*Written exercise*
Make an exact copy of all the entries, with the pictures left out.

* Start *

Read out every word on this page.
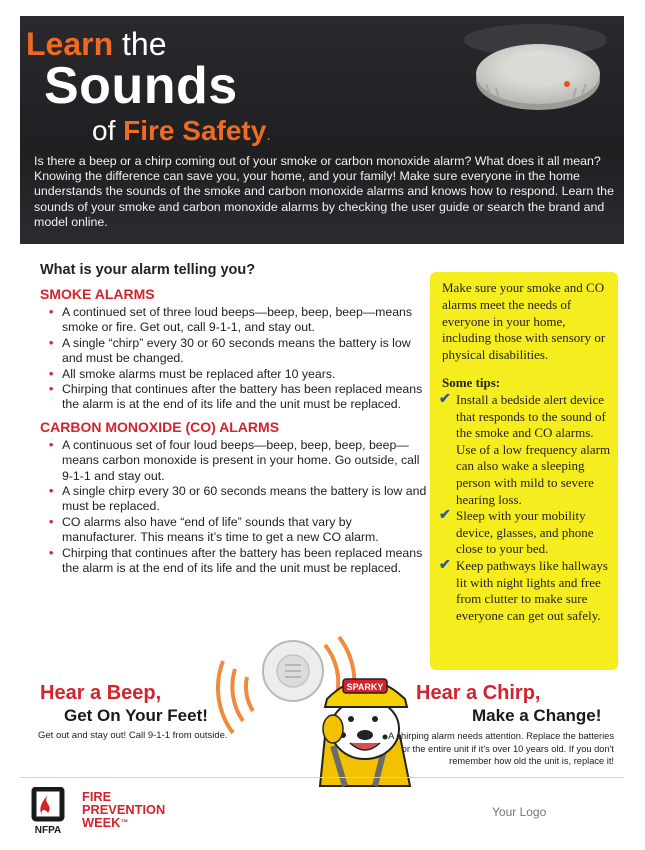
Learn the
Sounds
of Fire Safety.
Is there a beep or a chirp coming out of your smoke or carbon monoxide alarm? What does it all mean? Knowing the difference can save you, your home, and your family! Make sure everyone in the home understands the sounds of the smoke and carbon monoxide alarms and knows how to respond. Learn the sounds of your smoke and carbon monoxide alarms by checking the user guide or search the brand and model online.
What is your alarm telling you?
SMOKE ALARMS
• A continued set of three loud beeps—beep, beep, beep—means smoke or fire. Get out, call 9-1-1, and stay out.
• A single “chirp” every 30 or 60 seconds means the battery is low and must be changed.
• All smoke alarms must be replaced after 10 years.
• Chirping that continues after the battery has been replaced means the alarm is at the end of its life and the unit must be replaced.
CARBON MONOXIDE (CO) ALARMS
• A continuous set of four loud beeps—beep, beep, beep, beep—means carbon monoxide is present in your home. Go outside, call 9-1-1 and stay out.
• A single chirp every 30 or 60 seconds means the battery is low and must be replaced.
• CO alarms also have “end of life” sounds that vary by manufacturer. This means it’s time to get a new CO alarm.
• Chirping that continues after the battery has been replaced means the alarm is at the end of its life and the unit must be replaced.
Make sure your smoke and CO alarms meet the needs of everyone in your home, including those with sensory or physical disabilities.
Some tips:
✔ Install a bedside alert device that responds to the sound of the smoke and CO alarms. Use of a low frequency alarm can also wake a sleeping person with mild to severe hearing loss.
✔ Sleep with your mobility device, glasses, and phone close to your bed.
✔ Keep pathways like hallways lit with night lights and free from clutter to make sure everyone can get out safely.
SPARKY
Hear a Beep,
Get On Your Feet!
Get out and stay out! Call 9-1-1 from outside.
Hear a Chirp,
Make a Change!
A chirping alarm needs attention. Replace the batteries or the entire unit if it's over 10 years old. If you don't remember how old the unit is, replace it!
NFPA
FIRE
PREVENTION
WEEK™
Your Logo
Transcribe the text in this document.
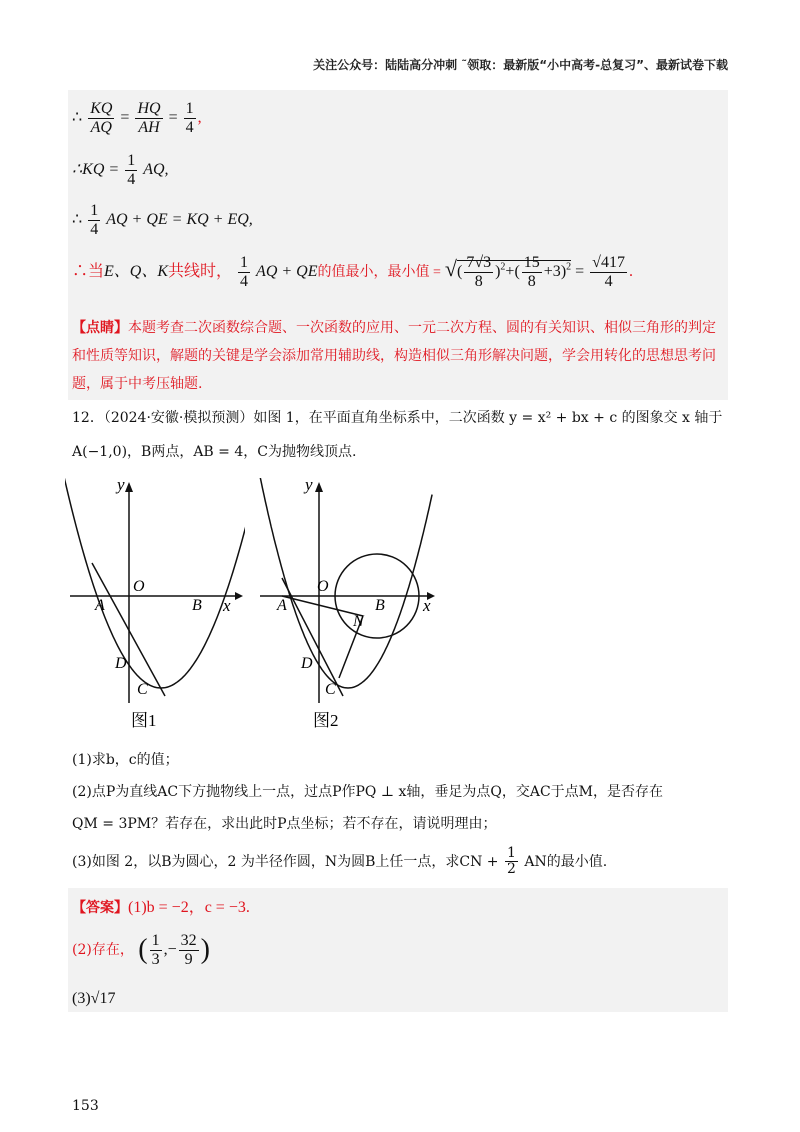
关注公众号：陆陆高分冲刺 ˜领取：最新版“小中高考-总复习”、最新试卷下载
∴ $\frac{KQ}{AQ} = \frac{HQ}{AH} = \frac{1}{4}$ ,
∴KQ = $\frac{1}{4}$ AQ,
∴ $\frac{1}{4}$ AQ + QE = KQ + EQ,
∴当E、Q、K共线时， $\frac{1}{4}$ AQ + QE的值最小，最小值 = √( $\frac{7√3}{8} )^2+( \frac{15}{8} +3)^2 = \frac{√417}{4}$ .
【点睛】本题考查二次函数综合题、一次函数的应用、一元二次方程、圆的有关知识、相似三角形的判定和性质等知识，解题的关键是学会添加常用辅助线，构造相似三角形解决问题，学会用转化的思想思考问题，属于中考压轴题.
12．（2024·安徽·模拟预测）如图 1，在平面直角坐标系中，二次函数 y = x² + bx + c 的图象交 x 轴于
A(−1,0)，B两点，AB = 4，C为抛物线顶点.
y
x
O
A	B
D
C
图1
y
x
O
A	B
N
D
C
图2
(1)求b，c的值；
(2)点P为直线AC下方抛物线上一点，过点P作PQ ⊥ x轴，垂足为点Q，交AC于点M，是否存在
QM = 3PM？若存在，求出此时P点坐标；若不存在，请说明理由；
(3)如图 2，以B为圆心，2 为半径作圆，N为圆B上任一点，求CN + $\frac{1}{2}$ AN的最小值.
【答案】(1)b = −2，c = −3.
(2)存在， ( $\frac{1}{3}$ ,− $\frac{32}{9}$ )
(3)√17
153
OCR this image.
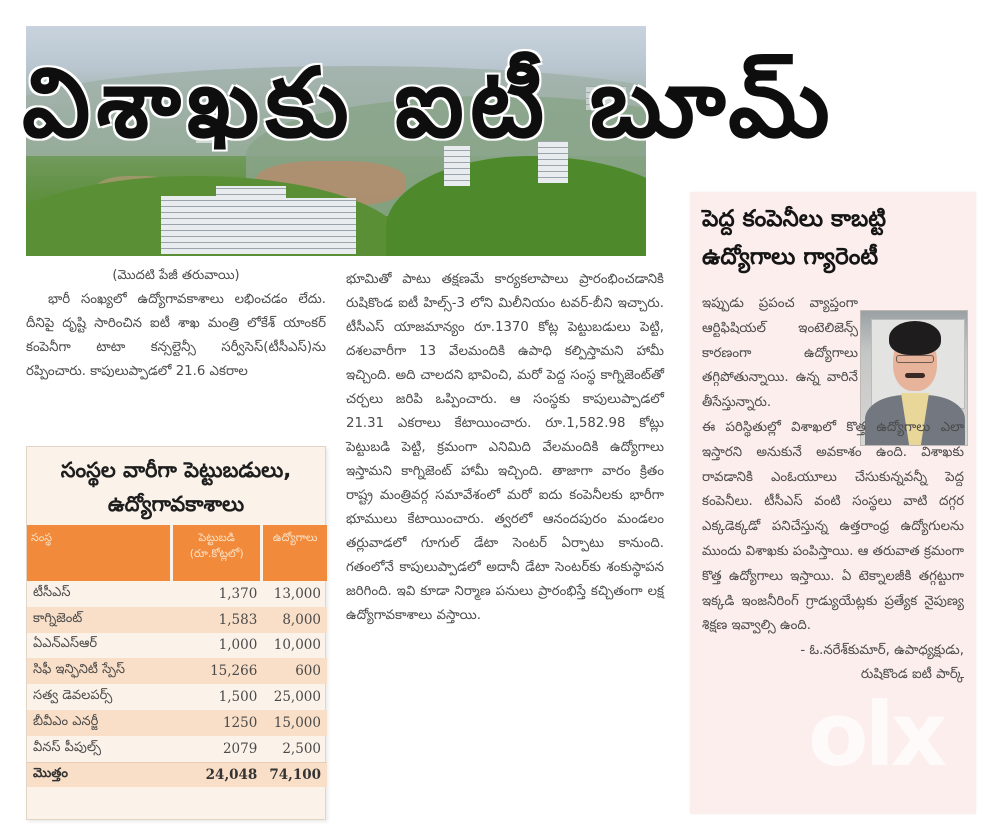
విశాఖకు ఐటీ బూమ్
(మొదటి పేజీ తరువాయి)

భారీ సంఖ్యలో ఉద్యోగావకాశాలు లభించడం లేదు. దీనిపై దృష్టి సారించిన ఐటీ శాఖ మంత్రి లోకేశ్ యాంకర్ కంపెనీగా టాటా కన్సల్టెన్సీ సర్వీసెస్(టీసీఎస్)ను రప్పించారు. కాపులుప్పాడలో 21.6 ఎకరాల

సంస్థల వారీగా పెట్టుబడులు,
ఉద్యోగావకాశాలు
సంస్థ	పెట్టుబడి (రూ.కోట్లలో)	ఉద్యోగాలు
టీసీఎస్	1,370	13,000
కాగ్నిజెంట్	1,583	8,000
ఏఎన్ఎస్ఆర్	1,000	10,000
సిఫీ ఇన్ఫినిటీ స్పేస్	15,266	600
సత్వ డెవలపర్స్	1,500	25,000
బీవీఎం ఎనర్జీ	1250	15,000
వీనస్ పీపుల్స్	2079	2,500
మొత్తం	24,048	74,100

భూమితో పాటు తక్షణమే కార్యకలాపాలు ప్రారంభించడానికి రుషికొండ ఐటీ హిల్స్-3 లోని మిలీనియం టవర్-బీని ఇచ్చారు. టీసీఎస్ యాజమాన్యం రూ.1370 కోట్ల పెట్టుబడులు పెట్టి, దశలవారీగా 13 వేలమందికి ఉపాధి కల్పిస్తామని హామీ ఇచ్చింది. అది చాలదని భావించి, మరో పెద్ద సంస్థ కాగ్నిజెంట్‌తో చర్చలు జరిపి ఒప్పించారు. ఆ సంస్థకు కాపులుప్పాడలో 21.31 ఎకరాలు కేటాయించారు. రూ.1,582.98 కోట్లు పెట్టుబడి పెట్టి, క్రమంగా ఎనిమిది వేలమందికి ఉద్యోగాలు ఇస్తామని కాగ్నిజెంట్ హామీ ఇచ్చింది. తాజాగా వారం క్రితం రాష్ట్ర మంత్రివర్గ సమావేశంలో మరో ఐదు కంపెనీలకు భారీగా భూములు కేటాయించారు. త్వరలో ఆనందపురం మండలం తర్లువాడలో గూగుల్ డేటా సెంటర్ ఏర్పాటు కానుంది. గతంలోనే కాపులుప్పాడలో అదానీ డేటా సెంటర్‌కు శంకుస్థాపన జరిగింది. ఇవి కూడా నిర్మాణ పనులు ప్రారంభిస్తే కచ్చితంగా లక్ష ఉద్యోగావకాశాలు వస్తాయి.

పెద్ద కంపెనీలు కాబట్టి
ఉద్యోగాలు గ్యారెంటీ

ఇప్పుడు ప్రపంచ వ్యాప్తంగా ఆర్టిఫిషియల్ ఇంటెలిజెన్స్ కారణంగా ఉద్యోగాలు తగ్గిపోతున్నాయి. ఉన్న వారినే తీసేస్తున్నారు.

ఈ పరిస్థితుల్లో విశాఖలో కొత్త ఉద్యోగాలు ఎలా ఇస్తారని అనుకునే అవకాశం ఉంది. విశాఖకు రావడానికి ఎంఓయూలు చేసుకున్నవన్నీ పెద్ద కంపెనీలు. టీసీఎస్ వంటి సంస్థలు వాటి దగ్గర ఎక్కడెక్కడో పనిచేస్తున్న ఉత్తరాంధ్ర ఉద్యోగులను ముందు విశాఖకు పంపిస్తాయి. ఆ తరువాత క్రమంగా కొత్త ఉద్యోగాలు ఇస్తాయి. ఏ టెక్నాలజీకి తగ్గట్టుగా ఇక్కడి ఇంజనీరింగ్ గ్రాడ్యుయేట్లకు ప్రత్యేక నైపుణ్య శిక్షణ ఇవ్వాల్సి ఉంది.

- ఓ.నరేశ్‌కుమార్, ఉపాధ్యక్షుడు,
రుషికొండ ఐటీ పార్క్
olx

* End *

*Correct answer*
Read out every word on this page.
Learn the
Sounds
of Fire Safety.
Is there a beep or a chirp coming out of your smoke or carbon monoxide alarm? What does it all mean? Knowing the difference can save you, your home, and your family! Make sure everyone in the home understands the sounds of the smoke and carbon monoxide alarms and knows how to respond. Learn the sounds of your smoke and carbon monoxide alarms by checking the user guide or search the brand and model online.
What is your alarm telling you?
SMOKE ALARMS
• A continued set of three loud beeps—beep, beep, beep—means smoke or fire. Get out, call 9-1-1, and stay out.
• A single “chirp” every 30 or 60 seconds means the battery is low and must be changed.
• All smoke alarms must be replaced after 10 years.
• Chirping that continues after the battery has been replaced means the alarm is at the end of its life and the unit must be replaced.
CARBON MONOXIDE (CO) ALARMS
• A continuous set of four loud beeps—beep, beep, beep, beep—means carbon monoxide is present in your home. Go outside, call 9-1-1 and stay out.
• A single chirp every 30 or 60 seconds means the battery is low and must be replaced.
• CO alarms also have “end of life” sounds that vary by manufacturer. This means it’s time to get a new CO alarm.
• Chirping that continues after the battery has been replaced means the alarm is at the end of its life and the unit must be replaced.
Make sure your smoke and CO alarms meet the needs of everyone in your home, including those with sensory or physical disabilities.
Some tips:
✔ Install a bedside alert device that responds to the sound of the smoke and CO alarms. Use of a low frequency alarm can also wake a sleeping person with mild to severe hearing loss.
✔ Sleep with your mobility device, glasses, and phone close to your bed.
✔ Keep pathways like hallways lit with night lights and free from clutter to make sure everyone can get out safely.
SPARKY
Hear a Beep,
Get On Your Feet!
Get out and stay out! Call 9-1-1 from outside.
Hear a Chirp,
Make a Change!
A chirping alarm needs attention. Replace the batteries or the entire unit if it's over 10 years old. If you don't remember how old the unit is, replace it!
NFPA
FIRE
PREVENTION
WEEK™
Your Logo
Transcribe the text in this document.
关注公众号：陆陆高分冲刺 ˜领取：最新版“小中高考-总复习”、最新试卷下载
∴ $\frac{KQ}{AQ} = \frac{HQ}{AH} = \frac{1}{4}$ ,
∴KQ = $\frac{1}{4}$ AQ,
∴ $\frac{1}{4}$ AQ + QE = KQ + EQ,
∴当E、Q、K共线时， $\frac{1}{4}$ AQ + QE的值最小，最小值 = √( $\frac{7√3}{8} )^2+( \frac{15}{8} +3)^2 = \frac{√417}{4}$ .
【点睛】本题考查二次函数综合题、一次函数的应用、一元二次方程、圆的有关知识、相似三角形的判定和性质等知识，解题的关键是学会添加常用辅助线，构造相似三角形解决问题，学会用转化的思想思考问题，属于中考压轴题.
12．（2024·安徽·模拟预测）如图 1，在平面直角坐标系中，二次函数 y = x² + bx + c 的图象交 x 轴于
A(−1,0)，B两点，AB = 4，C为抛物线顶点.
y
x
O
A	B
D
C
图1
y
x
O
A	B
N
D
C
图2
(1)求b，c的值；
(2)点P为直线AC下方抛物线上一点，过点P作PQ ⊥ x轴，垂足为点Q，交AC于点M，是否存在
QM = 3PM？若存在，求出此时P点坐标；若不存在，请说明理由；
(3)如图 2，以B为圆心，2 为半径作圆，N为圆B上任一点，求CN + $\frac{1}{2}$ AN的最小值.
【答案】(1)b = −2，c = −3.
(2)存在， ( $\frac{1}{3}$ ,− $\frac{32}{9}$ )
(3)√17
153
OCR this image.
విశాఖకు ఐటీ బూమ్
(మొదటి పేజీ తరువాయి)

భారీ సంఖ్యలో ఉద్యోగావకాశాలు లభించడం లేదు. దీనిపై దృష్టి సారించిన ఐటీ శాఖ మంత్రి లోకేశ్ యాంకర్ కంపెనీగా టాటా కన్సల్టెన్సీ సర్వీసెస్(టీసీఎస్)ను రప్పించారు. కాపులుప్పాడలో 21.6 ఎకరాల

సంస్థల వారీగా పెట్టుబడులు,
ఉద్యోగావకాశాలు
సంస్థ	పెట్టుబడి (రూ.కోట్లలో)	ఉద్యోగాలు
టీసీఎస్	1,370	13,000
కాగ్నిజెంట్	1,583	8,000
ఏఎన్ఎస్ఆర్	1,000	10,000
సిఫీ ఇన్ఫినిటీ స్పేస్	15,266	600
సత్వ డెవలపర్స్	1,500	25,000
బీవీఎం ఎనర్జీ	1250	15,000
వీనస్ పీపుల్స్	2079	2,500
మొత్తం	24,048	74,100

భూమితో పాటు తక్షణమే కార్యకలాపాలు ప్రారంభించడానికి రుషికొండ ఐటీ హిల్స్-3 లోని మిలీనియం టవర్-బీని ఇచ్చారు. టీసీఎస్ యాజమాన్యం రూ.1370 కోట్ల పెట్టుబడులు పెట్టి, దశలవారీగా 13 వేలమందికి ఉపాధి కల్పిస్తామని హామీ ఇచ్చింది. అది చాలదని భావించి, మరో పెద్ద సంస్థ కాగ్నిజెంట్‌తో చర్చలు జరిపి ఒప్పించారు. ఆ సంస్థకు కాపులుప్పాడలో 21.31 ఎకరాలు కేటాయించారు. రూ.1,582.98 కోట్లు పెట్టుబడి పెట్టి, క్రమంగా ఎనిమిది వేలమందికి ఉద్యోగాలు ఇస్తామని కాగ్నిజెంట్ హామీ ఇచ్చింది. తాజాగా వారం క్రితం రాష్ట్ర మంత్రివర్గ సమావేశంలో మరో ఐదు కంపెనీలకు భారీగా భూములు కేటాయించారు. త్వరలో ఆనందపురం మండలం తర్లువాడలో గూగుల్ డేటా సెంటర్ ఏర్పాటు కానుంది. గతంలోనే కాపులుప్పాడలో అదానీ డేటా సెంటర్‌కు శంకుస్థాపన జరిగింది. ఇవి కూడా నిర్మాణ పనులు ప్రారంభిస్తే కచ్చితంగా లక్ష ఉద్యోగావకాశాలు వస్తాయి.

పెద్ద కంపెనీలు కాబట్టి
ఉద్యోగాలు గ్యారెంటీ

ఇప్పుడు ప్రపంచ వ్యాప్తంగా ఆర్టిఫిషియల్ ఇంటెలిజెన్స్ కారణంగా ఉద్యోగాలు తగ్గిపోతున్నాయి. ఉన్న వారినే తీసేస్తున్నారు.

ఈ పరిస్థితుల్లో విశాఖలో కొత్త ఉద్యోగాలు ఎలా ఇస్తారని అనుకునే అవకాశం ఉంది. విశాఖకు రావడానికి ఎంఓయూలు చేసుకున్నవన్నీ పెద్ద కంపెనీలు. టీసీఎస్ వంటి సంస్థలు వాటి దగ్గర ఎక్కడెక్కడో పనిచేస్తున్న ఉత్తరాంధ్ర ఉద్యోగులను ముందు విశాఖకు పంపిస్తాయి. ఆ తరువాత క్రమంగా కొత్త ఉద్యోగాలు ఇస్తాయి. ఏ టెక్నాలజీకి తగ్గట్టుగా ఇక్కడి ఇంజనీరింగ్ గ్రాడ్యుయేట్లకు ప్రత్యేక నైపుణ్య శిక్షణ ఇవ్వాల్సి ఉంది.

- ఓ.నరేశ్‌కుమార్, ఉపాధ్యక్షుడు,
రుషికొండ ఐటీ పార్క్
olx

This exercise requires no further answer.